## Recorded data
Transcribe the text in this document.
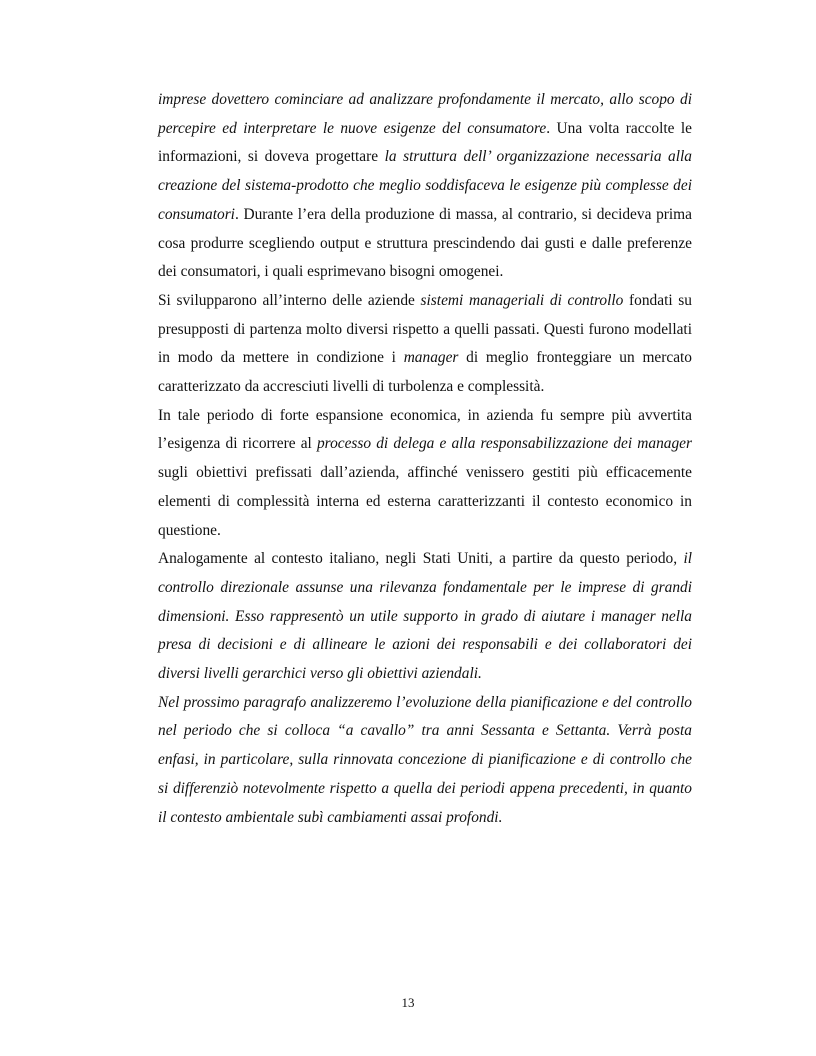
imprese dovettero cominciare ad analizzare profondamente il mercato, allo scopo di percepire ed interpretare le nuove esigenze del consumatore. Una volta raccolte le informazioni, si doveva progettare la struttura dell’ organizzazione necessaria alla creazione del sistema-prodotto che meglio soddisfaceva le esigenze più complesse dei consumatori. Durante l’era della produzione di massa, al contrario, si decideva prima cosa produrre scegliendo output e struttura prescindendo dai gusti e dalle preferenze dei consumatori, i quali esprimevano bisogni omogenei.

Si svilupparono all’interno delle aziende sistemi manageriali di controllo fondati su presupposti di partenza molto diversi rispetto a quelli passati. Questi furono modellati in modo da mettere in condizione i manager di meglio fronteggiare un mercato caratterizzato da accresciuti livelli di turbolenza e complessità.

In tale periodo di forte espansione economica, in azienda fu sempre più avvertita l’esigenza di ricorrere al processo di delega e alla responsabilizzazione dei manager sugli obiettivi prefissati dall’azienda, affinché venissero gestiti più efficacemente elementi di complessità interna ed esterna caratterizzanti il contesto economico in questione.

Analogamente al contesto italiano, negli Stati Uniti, a partire da questo periodo, il controllo direzionale assunse una rilevanza fondamentale per le imprese di grandi dimensioni. Esso rappresentò un utile supporto in grado di aiutare i manager nella presa di decisioni e di allineare le azioni dei responsabili e dei collaboratori dei diversi livelli gerarchici verso gli obiettivi aziendali.

Nel prossimo paragrafo analizzeremo l’evoluzione della pianificazione e del controllo nel periodo che si colloca “a cavallo” tra anni Sessanta e Settanta. Verrà posta enfasi, in particolare, sulla rinnovata concezione di pianificazione e di controllo che si differenziò notevolmente rispetto a quella dei periodi appena precedenti, in quanto il contesto ambientale subì cambiamenti assai profondi.

13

## What to work on
Filter out all lines lacking the word "alla" and copy the rest.

## Final result
imprese dovettero cominciare ad analizzare profondamente il mercato, allo scopo di percepire ed interpretare le nuove esigenze del consumatore. Una volta raccolte le informazioni, si doveva progettare la struttura dell’ organizzazione necessaria alla creazione del sistema-prodotto che meglio soddisfaceva le esigenze più complesse dei consumatori. Durante l’era della produzione di massa, al contrario, si decideva prima cosa produrre scegliendo output e struttura prescindendo dai gusti e dalle preferenze dei consumatori, i quali esprimevano bisogni omogenei.
In tale periodo di forte espansione economica, in azienda fu sempre più avvertita l’esigenza di ricorrere al processo di delega e alla responsabilizzazione dei manager sugli obiettivi prefissati dall’azienda, affinché venissero gestiti più efficacemente elementi di complessità interna ed esterna caratterizzanti il contesto economico in questione.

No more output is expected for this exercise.